What the task asks: The data below is to be returned in full and exactly.
* * *
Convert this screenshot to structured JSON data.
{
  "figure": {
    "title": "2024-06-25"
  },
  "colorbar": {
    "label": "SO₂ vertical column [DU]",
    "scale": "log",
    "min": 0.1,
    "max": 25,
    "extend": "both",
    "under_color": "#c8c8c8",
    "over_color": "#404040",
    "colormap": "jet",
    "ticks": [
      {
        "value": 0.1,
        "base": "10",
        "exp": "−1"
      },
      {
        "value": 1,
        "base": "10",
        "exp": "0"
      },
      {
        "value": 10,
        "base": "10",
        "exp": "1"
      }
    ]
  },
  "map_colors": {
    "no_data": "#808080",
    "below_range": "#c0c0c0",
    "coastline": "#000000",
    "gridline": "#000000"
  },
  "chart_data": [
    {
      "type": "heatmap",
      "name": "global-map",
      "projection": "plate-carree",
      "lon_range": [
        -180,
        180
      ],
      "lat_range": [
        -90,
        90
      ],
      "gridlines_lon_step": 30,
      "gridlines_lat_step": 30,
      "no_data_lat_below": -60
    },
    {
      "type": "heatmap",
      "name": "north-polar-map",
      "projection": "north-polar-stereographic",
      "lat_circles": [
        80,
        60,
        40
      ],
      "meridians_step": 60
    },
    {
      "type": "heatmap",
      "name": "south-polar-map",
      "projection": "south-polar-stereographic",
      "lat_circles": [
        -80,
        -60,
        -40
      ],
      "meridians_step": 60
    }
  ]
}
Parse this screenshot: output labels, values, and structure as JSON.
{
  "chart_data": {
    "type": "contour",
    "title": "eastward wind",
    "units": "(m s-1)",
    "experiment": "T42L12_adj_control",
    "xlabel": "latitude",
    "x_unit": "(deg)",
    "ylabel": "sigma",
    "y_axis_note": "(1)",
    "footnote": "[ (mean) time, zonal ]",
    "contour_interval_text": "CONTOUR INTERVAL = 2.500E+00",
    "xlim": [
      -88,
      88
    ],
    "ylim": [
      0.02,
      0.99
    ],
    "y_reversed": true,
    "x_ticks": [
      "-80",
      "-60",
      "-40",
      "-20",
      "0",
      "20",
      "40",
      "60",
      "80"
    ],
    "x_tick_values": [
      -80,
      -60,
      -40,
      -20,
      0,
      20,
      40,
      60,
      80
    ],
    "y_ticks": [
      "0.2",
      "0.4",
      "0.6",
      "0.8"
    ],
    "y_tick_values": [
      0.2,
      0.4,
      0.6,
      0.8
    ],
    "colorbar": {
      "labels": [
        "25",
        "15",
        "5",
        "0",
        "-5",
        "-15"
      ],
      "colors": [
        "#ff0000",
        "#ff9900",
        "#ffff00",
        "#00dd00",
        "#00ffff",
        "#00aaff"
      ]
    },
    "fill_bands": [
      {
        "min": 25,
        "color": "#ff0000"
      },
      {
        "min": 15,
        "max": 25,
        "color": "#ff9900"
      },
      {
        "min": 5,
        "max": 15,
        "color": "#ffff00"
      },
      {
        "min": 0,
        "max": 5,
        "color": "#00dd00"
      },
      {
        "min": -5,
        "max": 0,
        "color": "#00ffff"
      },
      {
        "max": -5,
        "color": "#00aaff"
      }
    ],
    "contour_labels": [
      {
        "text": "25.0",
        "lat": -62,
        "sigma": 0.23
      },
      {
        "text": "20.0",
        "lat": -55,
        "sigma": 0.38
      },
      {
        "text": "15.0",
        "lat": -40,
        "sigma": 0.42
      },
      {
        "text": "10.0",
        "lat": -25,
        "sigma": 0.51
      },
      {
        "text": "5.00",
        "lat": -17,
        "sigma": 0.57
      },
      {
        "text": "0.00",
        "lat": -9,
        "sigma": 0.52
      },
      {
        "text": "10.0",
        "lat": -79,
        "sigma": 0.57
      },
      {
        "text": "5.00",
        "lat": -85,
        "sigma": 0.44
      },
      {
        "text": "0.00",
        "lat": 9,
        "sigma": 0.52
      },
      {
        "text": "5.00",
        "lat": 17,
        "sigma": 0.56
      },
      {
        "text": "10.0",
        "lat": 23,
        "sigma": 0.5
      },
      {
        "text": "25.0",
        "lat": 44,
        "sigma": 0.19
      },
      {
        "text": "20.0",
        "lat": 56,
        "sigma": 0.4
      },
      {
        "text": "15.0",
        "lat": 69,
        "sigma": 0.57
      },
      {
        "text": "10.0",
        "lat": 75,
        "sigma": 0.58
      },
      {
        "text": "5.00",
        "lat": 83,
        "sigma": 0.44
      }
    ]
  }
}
* * *
Solution to this problem:
Convert this screenshot to structured JSON data.
{
  "figure": {
    "title": "2024-06-25"
  },
  "colorbar": {
    "label": "SO₂ vertical column [DU]",
    "scale": "log",
    "min": 0.1,
    "max": 25,
    "extend": "both",
    "under_color": "#c8c8c8",
    "over_color": "#404040",
    "colormap": "jet",
    "ticks": [
      {
        "value": 0.1,
        "base": "10",
        "exp": "−1"
      },
      {
        "value": 1,
        "base": "10",
        "exp": "0"
      },
      {
        "value": 10,
        "base": "10",
        "exp": "1"
      }
    ]
  },
  "map_colors": {
    "no_data": "#808080",
    "below_range": "#c0c0c0",
    "coastline": "#000000",
    "gridline": "#000000"
  },
  "chart_data": [
    {
      "type": "heatmap",
      "name": "global-map",
      "projection": "plate-carree",
      "lon_range": [
        -180,
        180
      ],
      "lat_range": [
        -90,
        90
      ],
      "gridlines_lon_step": 30,
      "gridlines_lat_step": 30,
      "no_data_lat_below": -60
    },
    {
      "type": "heatmap",
      "name": "north-polar-map",
      "projection": "north-polar-stereographic",
      "lat_circles": [
        80,
        60,
        40
      ],
      "meridians_step": 60
    },
    {
      "type": "heatmap",
      "name": "south-polar-map",
      "projection": "south-polar-stereographic",
      "lat_circles": [
        -80,
        -60,
        -40
      ],
      "meridians_step": 60
    }
  ]
}
Parse this screenshot: output labels, values, and structure as JSON.
{
  "chart_data": {
    "type": "contour",
    "title": "eastward wind",
    "units": "(m s-1)",
    "experiment": "T42L12_adj_control",
    "xlabel": "latitude",
    "x_unit": "(deg)",
    "ylabel": "sigma",
    "y_axis_note": "(1)",
    "footnote": "[ (mean) time, zonal ]",
    "contour_interval_text": "CONTOUR INTERVAL = 2.500E+00",
    "xlim": [
      -88,
      88
    ],
    "ylim": [
      0.02,
      0.99
    ],
    "y_reversed": true,
    "x_ticks": [
      "-80",
      "-60",
      "-40",
      "-20",
      "0",
      "20",
      "40",
      "60",
      "80"
    ],
    "x_tick_values": [
      -80,
      -60,
      -40,
      -20,
      0,
      20,
      40,
      60,
      80
    ],
    "y_ticks": [
      "0.2",
      "0.4",
      "0.6",
      "0.8"
    ],
    "y_tick_values": [
      0.2,
      0.4,
      0.6,
      0.8
    ],
    "colorbar": {
      "labels": [
        "25",
        "15",
        "5",
        "0",
        "-5",
        "-15"
      ],
      "colors": [
        "#ff0000",
        "#ff9900",
        "#ffff00",
        "#00dd00",
        "#00ffff",
        "#00aaff"
      ]
    },
    "fill_bands": [
      {
        "min": 25,
        "color": "#ff0000"
      },
      {
        "min": 15,
        "max": 25,
        "color": "#ff9900"
      },
      {
        "min": 5,
        "max": 15,
        "color": "#ffff00"
      },
      {
        "min": 0,
        "max": 5,
        "color": "#00dd00"
      },
      {
        "min": -5,
        "max": 0,
        "color": "#00ffff"
      },
      {
        "max": -5,
        "color": "#00aaff"
      }
    ],
    "contour_labels": [
      {
        "text": "25.0",
        "lat": -62,
        "sigma": 0.23
      },
      {
        "text": "20.0",
        "lat": -55,
        "sigma": 0.38
      },
      {
        "text": "15.0",
        "lat": -40,
        "sigma": 0.42
      },
      {
        "text": "10.0",
        "lat": -25,
        "sigma": 0.51
      },
      {
        "text": "5.00",
        "lat": -17,
        "sigma": 0.57
      },
      {
        "text": "0.00",
        "lat": -9,
        "sigma": 0.52
      },
      {
        "text": "10.0",
        "lat": -79,
        "sigma": 0.57
      },
      {
        "text": "5.00",
        "lat": -85,
        "sigma": 0.44
      },
      {
        "text": "0.00",
        "lat": 9,
        "sigma": 0.52
      },
      {
        "text": "5.00",
        "lat": 17,
        "sigma": 0.56
      },
      {
        "text": "10.0",
        "lat": 23,
        "sigma": 0.5
      },
      {
        "text": "25.0",
        "lat": 44,
        "sigma": 0.19
      },
      {
        "text": "20.0",
        "lat": 56,
        "sigma": 0.4
      },
      {
        "text": "15.0",
        "lat": 69,
        "sigma": 0.57
      },
      {
        "text": "10.0",
        "lat": 75,
        "sigma": 0.58
      },
      {
        "text": "5.00",
        "lat": 83,
        "sigma": 0.44
      }
    ]
  }
}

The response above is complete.